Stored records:
═══

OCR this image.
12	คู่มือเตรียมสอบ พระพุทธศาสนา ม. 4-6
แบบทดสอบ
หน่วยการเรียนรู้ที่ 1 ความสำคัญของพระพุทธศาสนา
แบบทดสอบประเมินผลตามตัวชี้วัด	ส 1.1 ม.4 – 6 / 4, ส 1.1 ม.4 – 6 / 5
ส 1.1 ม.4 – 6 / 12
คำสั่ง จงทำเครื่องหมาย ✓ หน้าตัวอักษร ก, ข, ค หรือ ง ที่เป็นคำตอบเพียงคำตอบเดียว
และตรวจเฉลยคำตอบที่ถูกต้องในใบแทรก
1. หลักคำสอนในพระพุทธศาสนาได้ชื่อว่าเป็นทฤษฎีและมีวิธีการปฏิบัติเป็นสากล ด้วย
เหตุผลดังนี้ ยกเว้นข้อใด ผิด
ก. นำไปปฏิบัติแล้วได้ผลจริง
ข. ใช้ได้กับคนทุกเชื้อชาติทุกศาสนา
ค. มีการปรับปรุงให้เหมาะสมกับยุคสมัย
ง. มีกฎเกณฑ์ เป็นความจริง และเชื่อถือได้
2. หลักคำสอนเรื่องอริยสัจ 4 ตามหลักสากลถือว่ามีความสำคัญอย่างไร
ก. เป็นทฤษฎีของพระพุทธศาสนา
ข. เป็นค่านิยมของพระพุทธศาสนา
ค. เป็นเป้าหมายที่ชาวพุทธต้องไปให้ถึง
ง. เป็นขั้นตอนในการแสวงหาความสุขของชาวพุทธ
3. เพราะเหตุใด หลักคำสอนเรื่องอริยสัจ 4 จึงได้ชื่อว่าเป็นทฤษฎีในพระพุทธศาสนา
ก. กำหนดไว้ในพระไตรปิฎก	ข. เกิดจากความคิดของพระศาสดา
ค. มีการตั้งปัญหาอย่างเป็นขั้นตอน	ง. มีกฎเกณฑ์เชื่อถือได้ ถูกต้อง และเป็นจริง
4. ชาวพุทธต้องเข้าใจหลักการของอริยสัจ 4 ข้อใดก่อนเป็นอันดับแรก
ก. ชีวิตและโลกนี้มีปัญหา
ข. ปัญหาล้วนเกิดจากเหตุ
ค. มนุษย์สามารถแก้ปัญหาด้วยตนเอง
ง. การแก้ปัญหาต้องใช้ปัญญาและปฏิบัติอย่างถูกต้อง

═══

Copy, from the material above, each line in which the string "กฎเกณฑ" occurs.

ง. มีกฎเกณฑ์ เป็นความจริง และเชื่อถือได้
ค. มีการตั้งปัญหาอย่างเป็นขั้นตอน	ง. มีกฎเกณฑ์เชื่อถือได้ ถูกต้อง และเป็นจริง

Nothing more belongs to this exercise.